### STATED PROBLEM
In the copy, keep every record exact and leave out all images.

━━━ TASK INPUT ━━━

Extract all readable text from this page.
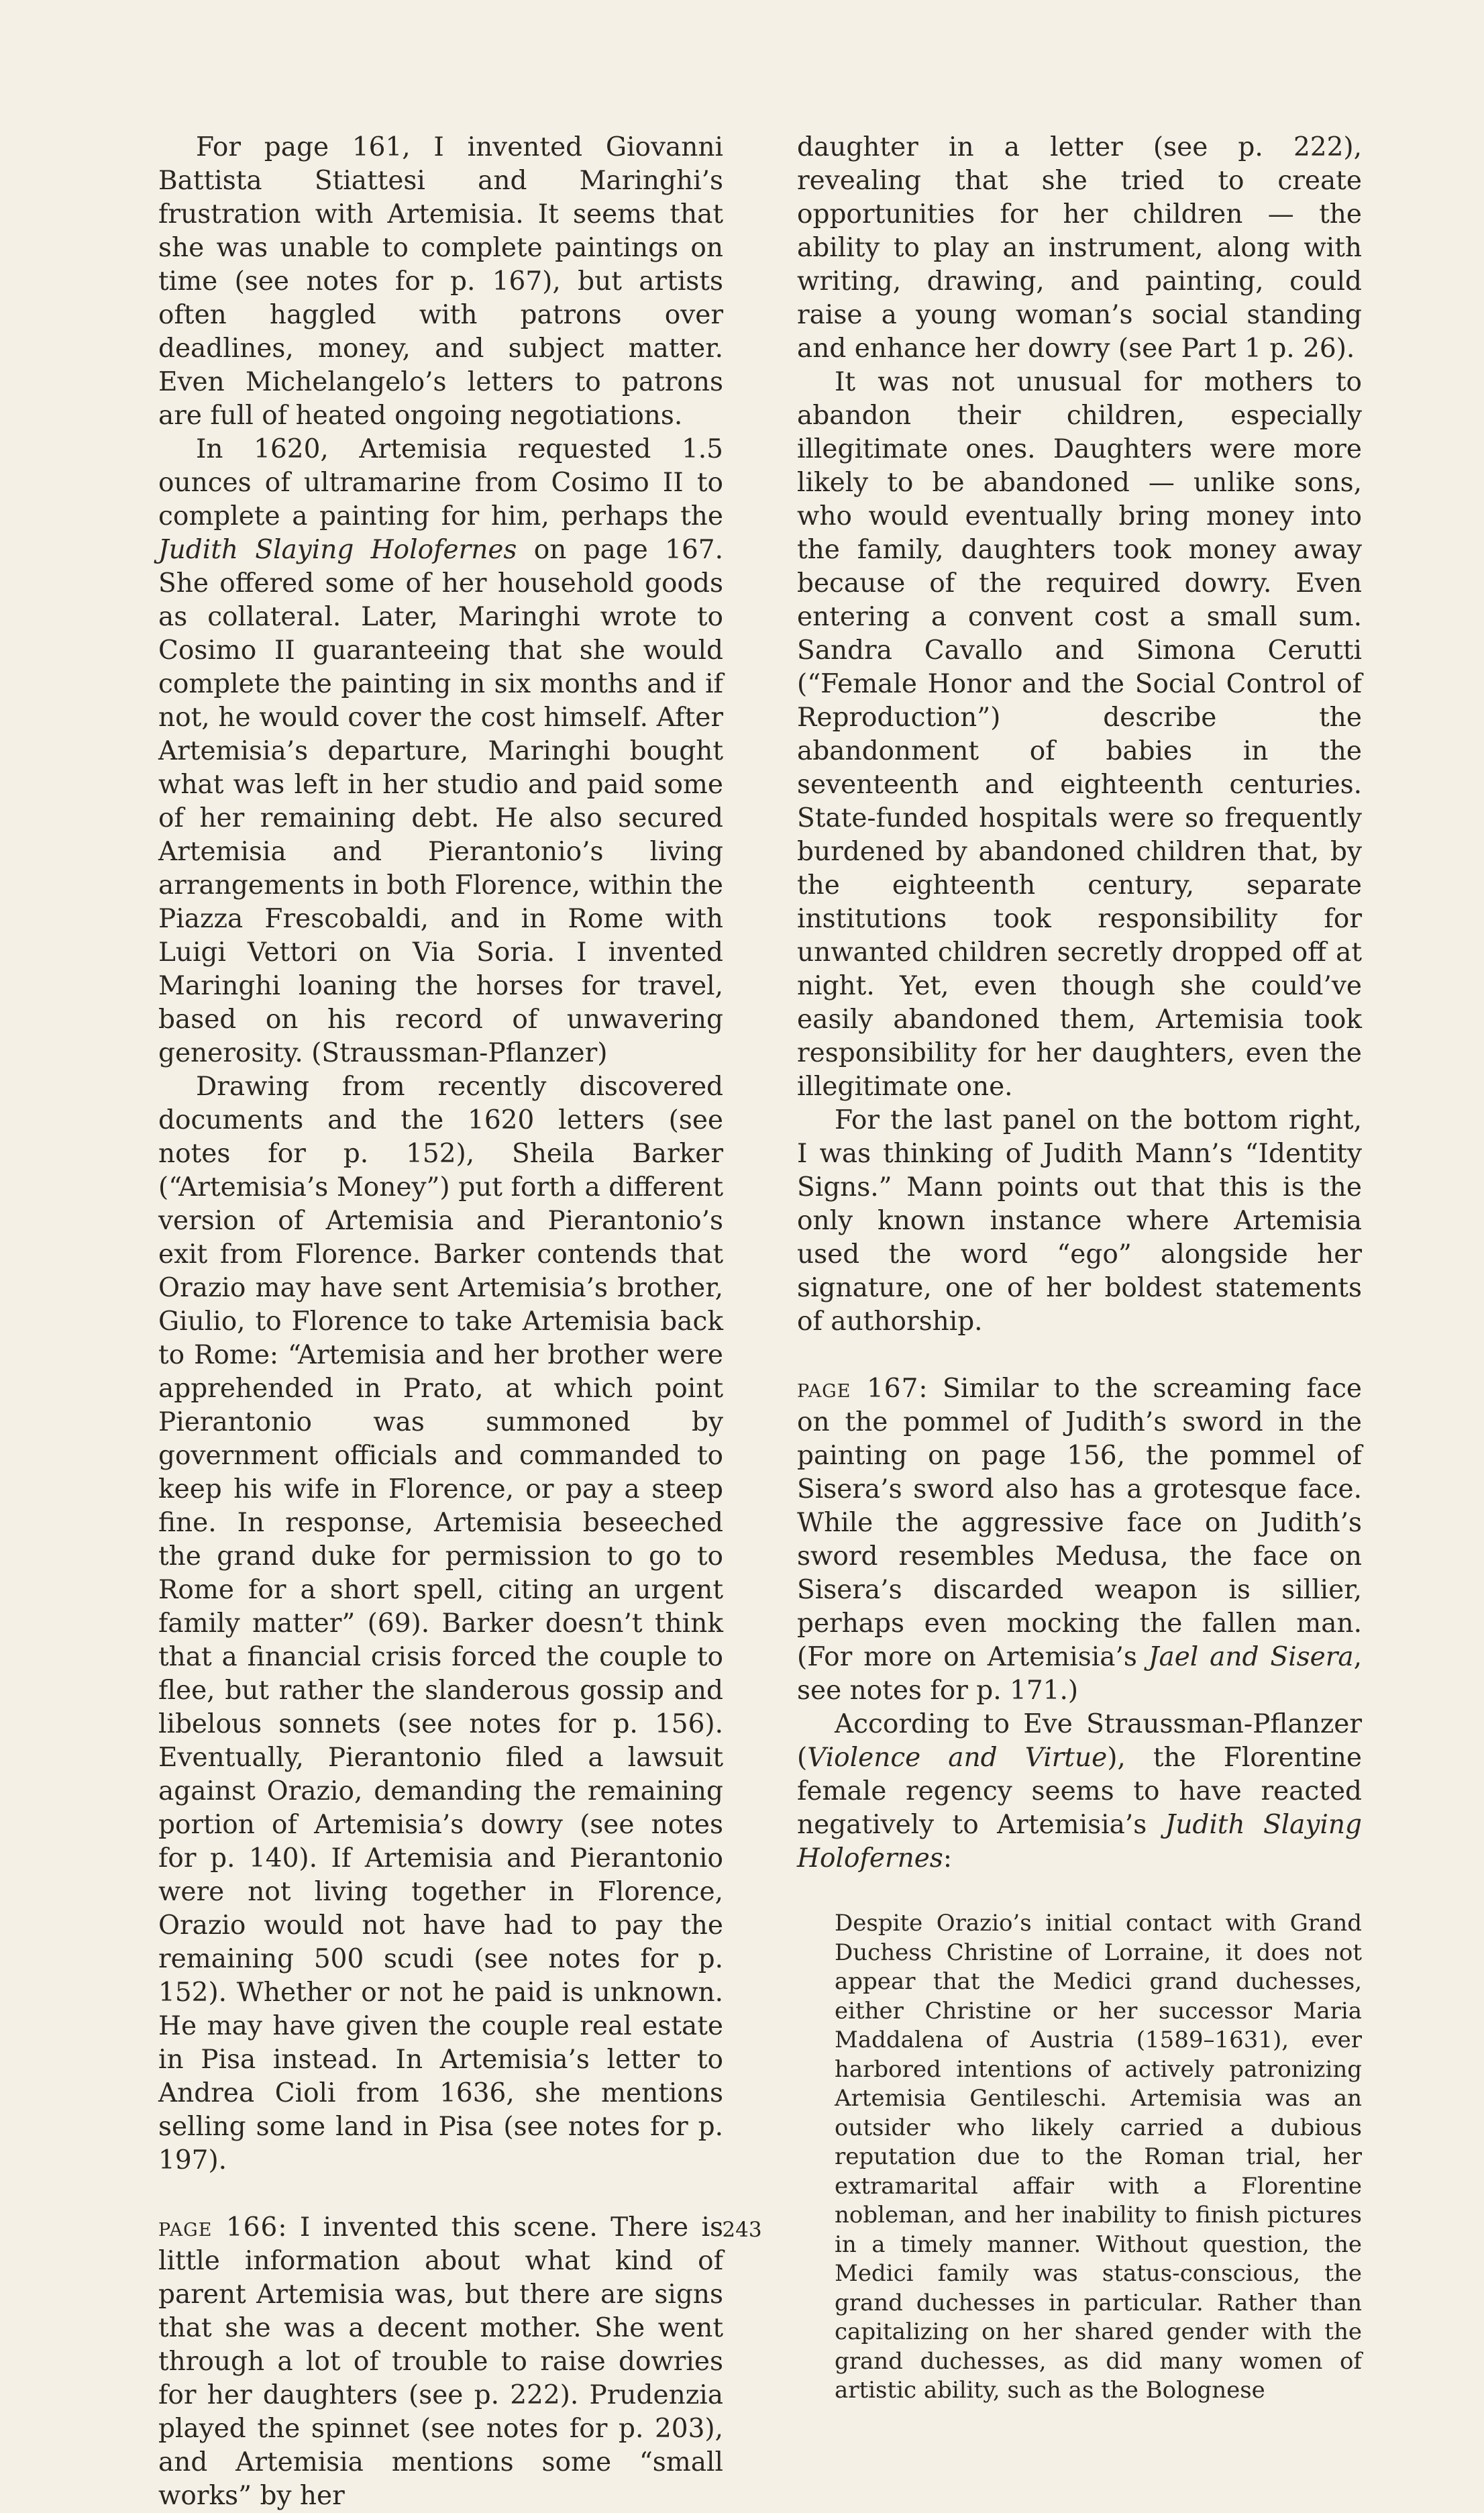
For page 161, I invented Giovanni Battista Stiattesi and Maringhi’s frustration with Artemisia. It seems that she was unable to complete paintings on time (see notes for p. 167), but artists often haggled with patrons over deadlines, money, and subject matter. Even Michelangelo’s letters to patrons are full of heated ongoing negotiations.

In 1620, Artemisia requested 1.5 ounces of ultramarine from Cosimo II to complete a painting for him, perhaps the Judith Slaying Holofernes on page 167. She offered some of her household goods as collateral. Later, Maringhi wrote to Cosimo II guaranteeing that she would complete the painting in six months and if not, he would cover the cost himself. After Artemisia’s departure, Maringhi bought what was left in her studio and paid some of her remaining debt. He also secured Artemisia and Pierantonio’s living arrangements in both Florence, within the Piazza Frescobaldi, and in Rome with Luigi Vettori on Via Soria. I invented Maringhi loaning the horses for travel, based on his record of unwavering generosity. (Straussman-Pflanzer)

Drawing from recently discovered documents and the 1620 letters (see notes for p. 152), Sheila Barker (“Artemisia’s Money”) put forth a different version of Artemisia and Pierantonio’s exit from Florence. Barker contends that Orazio may have sent Artemisia’s brother, Giulio, to Florence to take Artemisia back to Rome: “Artemisia and her brother were apprehended in Prato, at which point Pierantonio was summoned by government officials and commanded to keep his wife in Florence, or pay a steep fine. In response, Artemisia beseeched the grand duke for permission to go to Rome for a short spell, citing an urgent family matter” (69). Barker doesn’t think that a financial crisis forced the couple to flee, but rather the slanderous gossip and libelous sonnets (see notes for p. 156). Eventually, Pierantonio filed a lawsuit against Orazio, demanding the remaining portion of Artemisia’s dowry (see notes for p. 140). If Artemisia and Pierantonio were not living together in Florence, Orazio would not have had to pay the remaining 500 scudi (see notes for p. 152). Whether or not he paid is unknown. He may have given the couple real estate in Pisa instead. In Artemisia’s letter to Andrea Cioli from 1636, she mentions selling some land in Pisa (see notes for p. 197).

page 166: I invented this scene. There is little information about what kind of parent Artemisia was, but there are signs that she was a decent mother. She went through a lot of trouble to raise dowries for her daughters (see p. 222). Prudenzia played the spinnet (see notes for p. 203), and Artemisia mentions some “small works” by her

daughter in a letter (see p. 222), revealing that she tried to create opportunities for her children — the ability to play an instrument, along with writing, drawing, and painting, could raise a young woman’s social standing and enhance her dowry (see Part 1 p. 26).

It was not unusual for mothers to abandon their children, especially illegitimate ones. Daughters were more likely to be abandoned — unlike sons, who would eventually bring money into the family, daughters took money away because of the required dowry. Even entering a convent cost a small sum. Sandra Cavallo and Simona Cerutti (“Female Honor and the Social Control of Reproduction”) describe the abandonment of babies in the seventeenth and eighteenth centuries. State-funded hospitals were so frequently burdened by abandoned children that, by the eighteenth century, separate institutions took responsibility for unwanted children secretly dropped off at night. Yet, even though she could’ve easily abandoned them, Artemisia took responsibility for her daughters, even the illegitimate one.

For the last panel on the bottom right, I was thinking of Judith Mann’s “Identity Signs.” Mann points out that this is the only known instance where Artemisia used the word “ego” alongside her signature, one of her boldest statements of authorship.

page 167: Similar to the screaming face on the pommel of Judith’s sword in the painting on page 156, the pommel of Sisera’s sword also has a grotesque face. While the aggressive face on Judith’s sword resembles Medusa, the face on Sisera’s discarded weapon is sillier, perhaps even mocking the fallen man. (For more on Artemisia’s Jael and Sisera, see notes for p. 171.)

According to Eve Straussman-Pflanzer (Violence and Virtue), the Florentine female regency seems to have reacted negatively to Artemisia’s Judith Slaying Holofernes:

Despite Orazio’s initial contact with Grand Duchess Christine of Lorraine, it does not appear that the Medici grand duchesses, either Christine or her successor Maria Maddalena of Austria (1589–1631), ever harbored intentions of actively patronizing Artemisia Gentileschi. Artemisia was an outsider who likely carried a dubious reputation due to the Roman trial, her extramarital affair with a Florentine nobleman, and her inability to finish pictures in a timely manner. Without question, the Medici family was status-conscious, the grand duchesses in particular. Rather than capitalizing on her shared gender with the grand duchesses, as did many women of artistic ability, such as the Bolognese

243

━━━

### FINISHED EXERCISE
Extract all readable text from this page.
For page 161, I invented Giovanni Battista Stiattesi and Maringhi’s frustration with Artemisia. It seems that she was unable to complete paintings on time (see notes for p. 167), but artists often haggled with patrons over deadlines, money, and subject matter. Even Michelangelo’s letters to patrons are full of heated ongoing negotiations.

In 1620, Artemisia requested 1.5 ounces of ultramarine from Cosimo II to complete a painting for him, perhaps the Judith Slaying Holofernes on page 167. She offered some of her household goods as collateral. Later, Maringhi wrote to Cosimo II guaranteeing that she would complete the painting in six months and if not, he would cover the cost himself. After Artemisia’s departure, Maringhi bought what was left in her studio and paid some of her remaining debt. He also secured Artemisia and Pierantonio’s living arrangements in both Florence, within the Piazza Frescobaldi, and in Rome with Luigi Vettori on Via Soria. I invented Maringhi loaning the horses for travel, based on his record of unwavering generosity. (Straussman-Pflanzer)

Drawing from recently discovered documents and the 1620 letters (see notes for p. 152), Sheila Barker (“Artemisia’s Money”) put forth a different version of Artemisia and Pierantonio’s exit from Florence. Barker contends that Orazio may have sent Artemisia’s brother, Giulio, to Florence to take Artemisia back to Rome: “Artemisia and her brother were apprehended in Prato, at which point Pierantonio was summoned by government officials and commanded to keep his wife in Florence, or pay a steep fine. In response, Artemisia beseeched the grand duke for permission to go to Rome for a short spell, citing an urgent family matter” (69). Barker doesn’t think that a financial crisis forced the couple to flee, but rather the slanderous gossip and libelous sonnets (see notes for p. 156). Eventually, Pierantonio filed a lawsuit against Orazio, demanding the remaining portion of Artemisia’s dowry (see notes for p. 140). If Artemisia and Pierantonio were not living together in Florence, Orazio would not have had to pay the remaining 500 scudi (see notes for p. 152). Whether or not he paid is unknown. He may have given the couple real estate in Pisa instead. In Artemisia’s letter to Andrea Cioli from 1636, she mentions selling some land in Pisa (see notes for p. 197).

page 166: I invented this scene. There is little information about what kind of parent Artemisia was, but there are signs that she was a decent mother. She went through a lot of trouble to raise dowries for her daughters (see p. 222). Prudenzia played the spinnet (see notes for p. 203), and Artemisia mentions some “small works” by her

daughter in a letter (see p. 222), revealing that she tried to create opportunities for her children — the ability to play an instrument, along with writing, drawing, and painting, could raise a young woman’s social standing and enhance her dowry (see Part 1 p. 26).

It was not unusual for mothers to abandon their children, especially illegitimate ones. Daughters were more likely to be abandoned — unlike sons, who would eventually bring money into the family, daughters took money away because of the required dowry. Even entering a convent cost a small sum. Sandra Cavallo and Simona Cerutti (“Female Honor and the Social Control of Reproduction”) describe the abandonment of babies in the seventeenth and eighteenth centuries. State-funded hospitals were so frequently burdened by abandoned children that, by the eighteenth century, separate institutions took responsibility for unwanted children secretly dropped off at night. Yet, even though she could’ve easily abandoned them, Artemisia took responsibility for her daughters, even the illegitimate one.

For the last panel on the bottom right, I was thinking of Judith Mann’s “Identity Signs.” Mann points out that this is the only known instance where Artemisia used the word “ego” alongside her signature, one of her boldest statements of authorship.

page 167: Similar to the screaming face on the pommel of Judith’s sword in the painting on page 156, the pommel of Sisera’s sword also has a grotesque face. While the aggressive face on Judith’s sword resembles Medusa, the face on Sisera’s discarded weapon is sillier, perhaps even mocking the fallen man. (For more on Artemisia’s Jael and Sisera, see notes for p. 171.)

According to Eve Straussman-Pflanzer (Violence and Virtue), the Florentine female regency seems to have reacted negatively to Artemisia’s Judith Slaying Holofernes:

Despite Orazio’s initial contact with Grand Duchess Christine of Lorraine, it does not appear that the Medici grand duchesses, either Christine or her successor Maria Maddalena of Austria (1589–1631), ever harbored intentions of actively patronizing Artemisia Gentileschi. Artemisia was an outsider who likely carried a dubious reputation due to the Roman trial, her extramarital affair with a Florentine nobleman, and her inability to finish pictures in a timely manner. Without question, the Medici family was status-conscious, the grand duchesses in particular. Rather than capitalizing on her shared gender with the grand duchesses, as did many women of artistic ability, such as the Bolognese

243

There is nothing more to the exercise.